Report how many lines hold the word "world"; give nothing but the number.

** Start of Records to process **

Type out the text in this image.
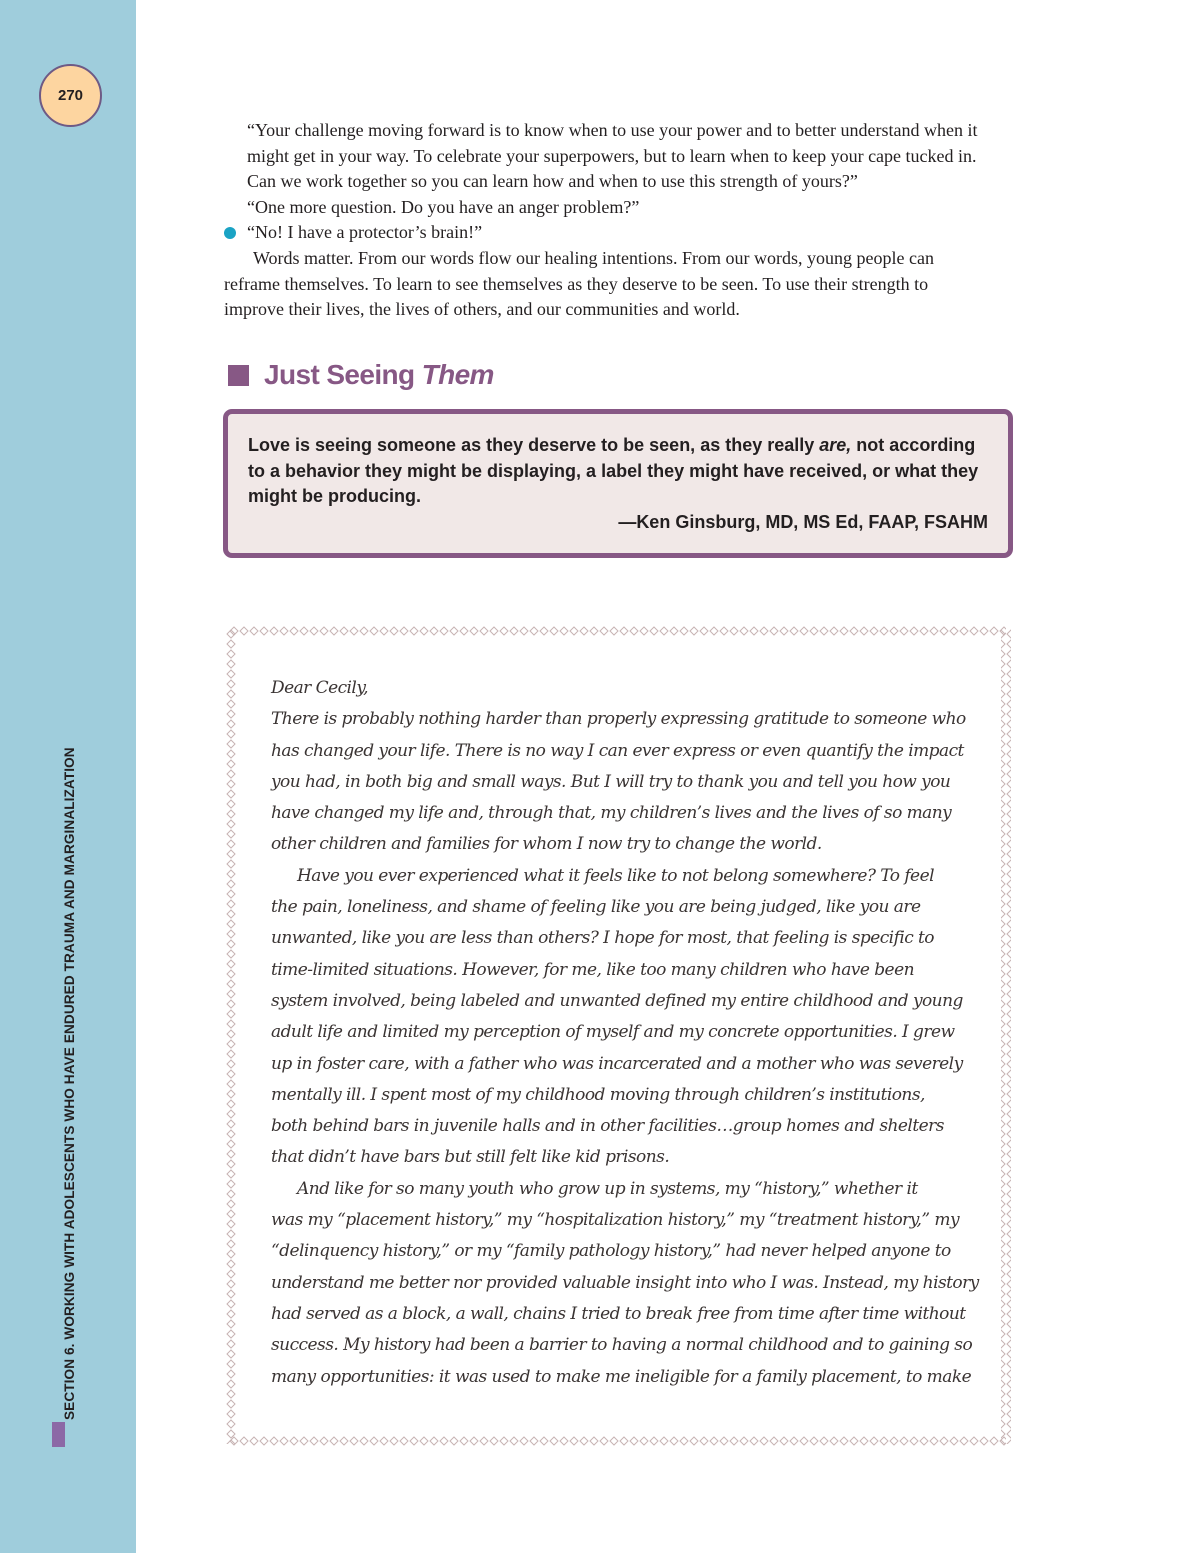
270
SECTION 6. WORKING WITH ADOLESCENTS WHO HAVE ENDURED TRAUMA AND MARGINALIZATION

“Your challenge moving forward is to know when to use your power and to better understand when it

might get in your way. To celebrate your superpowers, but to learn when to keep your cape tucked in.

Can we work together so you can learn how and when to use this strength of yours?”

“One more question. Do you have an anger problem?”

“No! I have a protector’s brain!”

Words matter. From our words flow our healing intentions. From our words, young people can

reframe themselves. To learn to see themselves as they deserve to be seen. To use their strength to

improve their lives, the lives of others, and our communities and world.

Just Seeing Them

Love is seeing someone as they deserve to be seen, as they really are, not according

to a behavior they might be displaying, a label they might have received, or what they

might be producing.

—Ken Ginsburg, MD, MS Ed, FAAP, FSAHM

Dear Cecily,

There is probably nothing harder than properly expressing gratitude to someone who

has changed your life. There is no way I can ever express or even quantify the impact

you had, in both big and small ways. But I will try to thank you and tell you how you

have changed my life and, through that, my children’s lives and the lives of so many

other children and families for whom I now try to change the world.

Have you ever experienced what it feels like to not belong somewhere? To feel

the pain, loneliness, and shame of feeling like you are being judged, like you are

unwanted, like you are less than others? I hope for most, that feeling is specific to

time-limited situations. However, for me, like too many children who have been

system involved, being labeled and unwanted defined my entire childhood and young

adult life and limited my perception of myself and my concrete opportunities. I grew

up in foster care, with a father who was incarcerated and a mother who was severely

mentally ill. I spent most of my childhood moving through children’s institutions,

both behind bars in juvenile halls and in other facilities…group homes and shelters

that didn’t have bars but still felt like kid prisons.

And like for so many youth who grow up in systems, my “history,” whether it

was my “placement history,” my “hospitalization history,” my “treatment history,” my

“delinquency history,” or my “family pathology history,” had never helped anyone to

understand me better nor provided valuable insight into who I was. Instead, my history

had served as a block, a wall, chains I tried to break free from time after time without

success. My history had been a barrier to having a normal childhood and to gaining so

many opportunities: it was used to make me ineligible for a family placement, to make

** End of Records to process **

**Full response**
2